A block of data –
┄┄┄┄┄┄

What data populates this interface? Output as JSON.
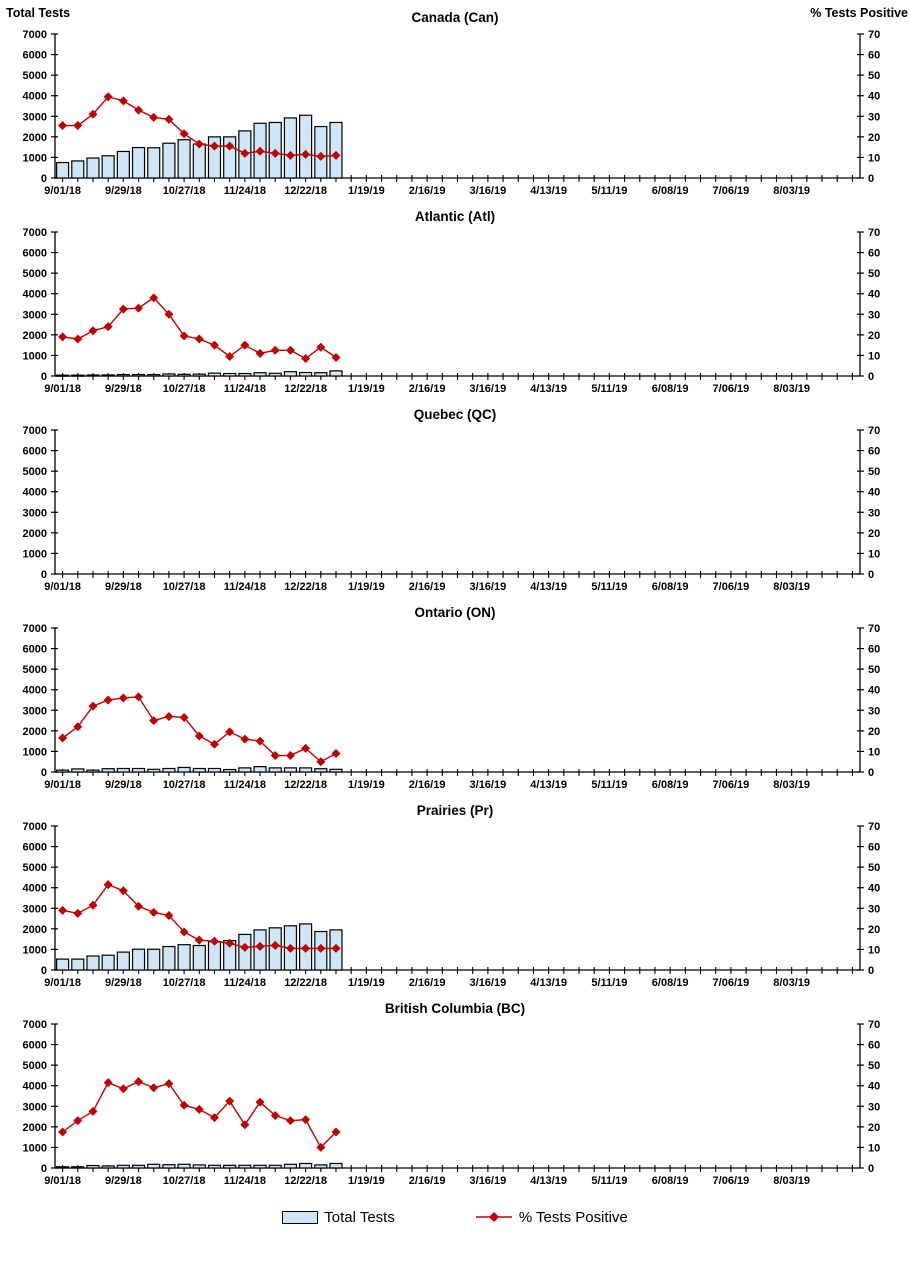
{
  "chart_data": {
    "type": "bar+line-small-multiples",
    "categories": [
      "9/01/18",
      "9/08/18",
      "9/15/18",
      "9/22/18",
      "9/29/18",
      "10/06/18",
      "10/13/18",
      "10/20/18",
      "10/27/18",
      "11/03/18",
      "11/10/18",
      "11/17/18",
      "11/24/18",
      "12/01/18",
      "12/08/18",
      "12/15/18",
      "12/22/18",
      "12/29/18",
      "1/05/19"
    ],
    "x_axis": {
      "tick_labels": [
        "9/01/18",
        "9/29/18",
        "10/27/18",
        "11/24/18",
        "12/22/18",
        "1/19/19",
        "2/16/19",
        "3/16/19",
        "4/13/19",
        "5/11/19",
        "6/08/19",
        "7/06/19",
        "8/03/19"
      ],
      "total_slots": 53,
      "label_every": 4
    },
    "left_axis": {
      "title": "Total Tests",
      "min": 0,
      "max": 7000,
      "step": 1000
    },
    "right_axis": {
      "title": "% Tests Positive",
      "min": 0,
      "max": 70,
      "step": 10
    },
    "legend": [
      {
        "label": "Total Tests",
        "type": "bar"
      },
      {
        "label": "% Tests Positive",
        "type": "line"
      }
    ],
    "charts": [
      {
        "title": "Canada (Can)",
        "total_tests": [
          750,
          830,
          970,
          1080,
          1290,
          1480,
          1470,
          1690,
          1860,
          1650,
          2000,
          2000,
          2290,
          2660,
          2700,
          2920,
          3050,
          2500,
          2700
        ],
        "pct_positive": [
          25.5,
          25.5,
          31,
          39.5,
          37.5,
          33,
          29.5,
          28.5,
          21.5,
          16.5,
          15.5,
          15.5,
          12,
          13,
          12,
          11,
          11.5,
          10.5,
          11
        ]
      },
      {
        "title": "Atlantic (Atl)",
        "total_tests": [
          40,
          40,
          50,
          50,
          70,
          70,
          70,
          100,
          80,
          90,
          140,
          120,
          120,
          160,
          130,
          210,
          170,
          160,
          250
        ],
        "pct_positive": [
          19,
          18,
          22,
          24,
          32.5,
          33,
          38,
          30,
          19.5,
          18,
          15,
          9.5,
          15,
          11,
          12.5,
          12.5,
          8.5,
          14,
          9
        ]
      },
      {
        "title": "Quebec (QC)",
        "total_tests": [],
        "pct_positive": []
      },
      {
        "title": "Ontario (ON)",
        "total_tests": [
          90,
          150,
          90,
          160,
          170,
          170,
          130,
          170,
          220,
          170,
          170,
          120,
          200,
          260,
          200,
          200,
          200,
          160,
          130
        ],
        "pct_positive": [
          16.5,
          22,
          32,
          35,
          36,
          36.5,
          25,
          27,
          26.5,
          17.5,
          13.5,
          19.5,
          16,
          15,
          8,
          8,
          11.5,
          5,
          9
        ]
      },
      {
        "title": "Prairies (Pr)",
        "total_tests": [
          530,
          530,
          680,
          720,
          870,
          1010,
          1010,
          1140,
          1230,
          1190,
          1380,
          1430,
          1730,
          1950,
          2050,
          2150,
          2240,
          1870,
          1950
        ],
        "pct_positive": [
          29,
          27.5,
          31.5,
          41.5,
          38.5,
          31,
          28,
          26.5,
          18.5,
          14.5,
          14,
          13,
          11,
          11.5,
          12,
          10.5,
          10.5,
          10.5,
          10.5
        ]
      },
      {
        "title": "British Columbia (BC)",
        "total_tests": [
          60,
          60,
          120,
          100,
          130,
          130,
          180,
          160,
          180,
          150,
          130,
          130,
          130,
          130,
          130,
          180,
          220,
          150,
          220
        ],
        "pct_positive": [
          17.5,
          23,
          27.5,
          41.5,
          38.5,
          42,
          39,
          41,
          30.5,
          28.5,
          24.5,
          32.5,
          21,
          32,
          25.5,
          23,
          23.5,
          10,
          17.5
        ]
      }
    ]
  },
  "colors": {
    "bar_fill": "#CEE6F8",
    "bar_stroke": "#000000",
    "line": "#C00000",
    "axis": "#000000",
    "text": "#000000"
  }
}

┄┄┄┄┄┄

Select and copy every line of the material that holds the string "type".

Exercise result –
    "type": "bar+line-small-multiples",
        "type": "bar"
        "type": "line"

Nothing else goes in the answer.